>>>>>

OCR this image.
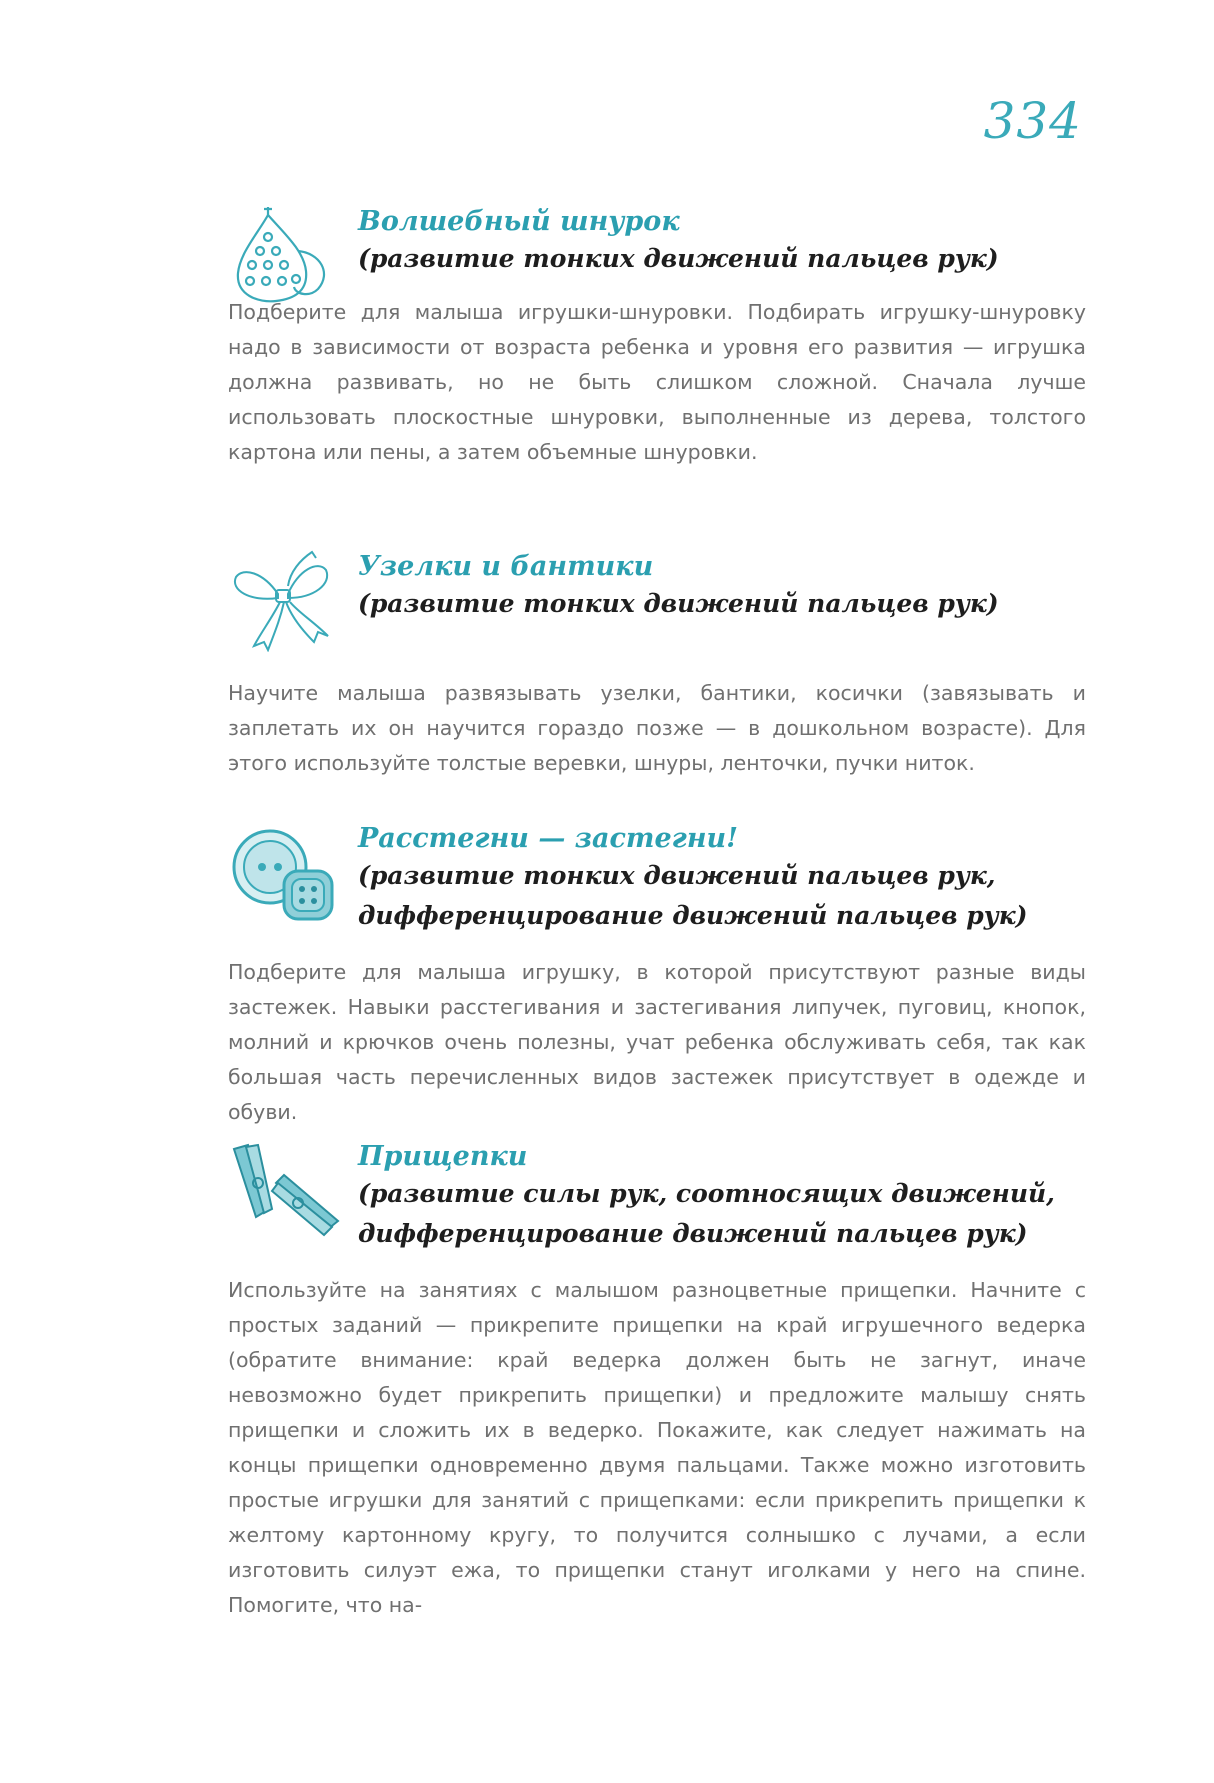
334
Волшебный шнурок
(развитие тонких движений пальцев рук)
Подберите для малыша игрушки-шнуровки. Подбирать игрушку-шнуровку надо в зависимости от возраста ребенка и уровня его развития — игрушка должна развивать, но не быть слишком сложной. Сначала лучше использовать плоскостные шнуровки, выполненные из дерева, толстого картона или пены, а затем объемные шнуровки.
Узелки и бантики
(развитие тонких движений пальцев рук)
Научите малыша развязывать узелки, бантики, косички (завязывать и заплетать их он научится гораздо позже — в дошкольном возрасте). Для этого используйте толстые веревки, шнуры, ленточки, пучки ниток.
Расстегни — застегни!
(развитие тонких движений пальцев рук,
дифференцирование движений пальцев рук)
Подберите для малыша игрушку, в которой присутствуют разные виды застежек. Навыки расстегивания и застегивания липучек, пуговиц, кнопок, молний и крючков очень полезны, учат ребенка обслуживать себя, так как большая часть перечисленных видов застежек присутствует в одежде и обуви.
Прищепки
(развитие силы рук, соотносящих движений,
дифференцирование движений пальцев рук)
Используйте на занятиях с малышом разноцветные прищепки. Начните с простых заданий — прикрепите прищепки на край игрушечного ведерка (обратите внимание: край ведерка должен быть не загнут, иначе невозможно будет прикрепить прищепки) и предложите малышу снять прищепки и сложить их в ведерко. Покажите, как следует нажимать на концы прищепки одновременно двумя пальцами. Также можно изготовить простые игрушки для занятий с прищепками: если прикрепить прищепки к желтому картонному кругу, то получится солнышко с лучами, а если изготовить силуэт ежа, то прищепки станут иголками у него на спине. Помогите, что на-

<<<<<

▶ **AIM OF THE EXERCISE**
Search the data for the string "развитие" and copy each line where it appears.

▶ **RESULT OF THE TASK**
(развитие тонких движений пальцев рук)
(развитие тонких движений пальцев рук)
(развитие тонких движений пальцев рук,
(развитие силы рук, соотносящих движений,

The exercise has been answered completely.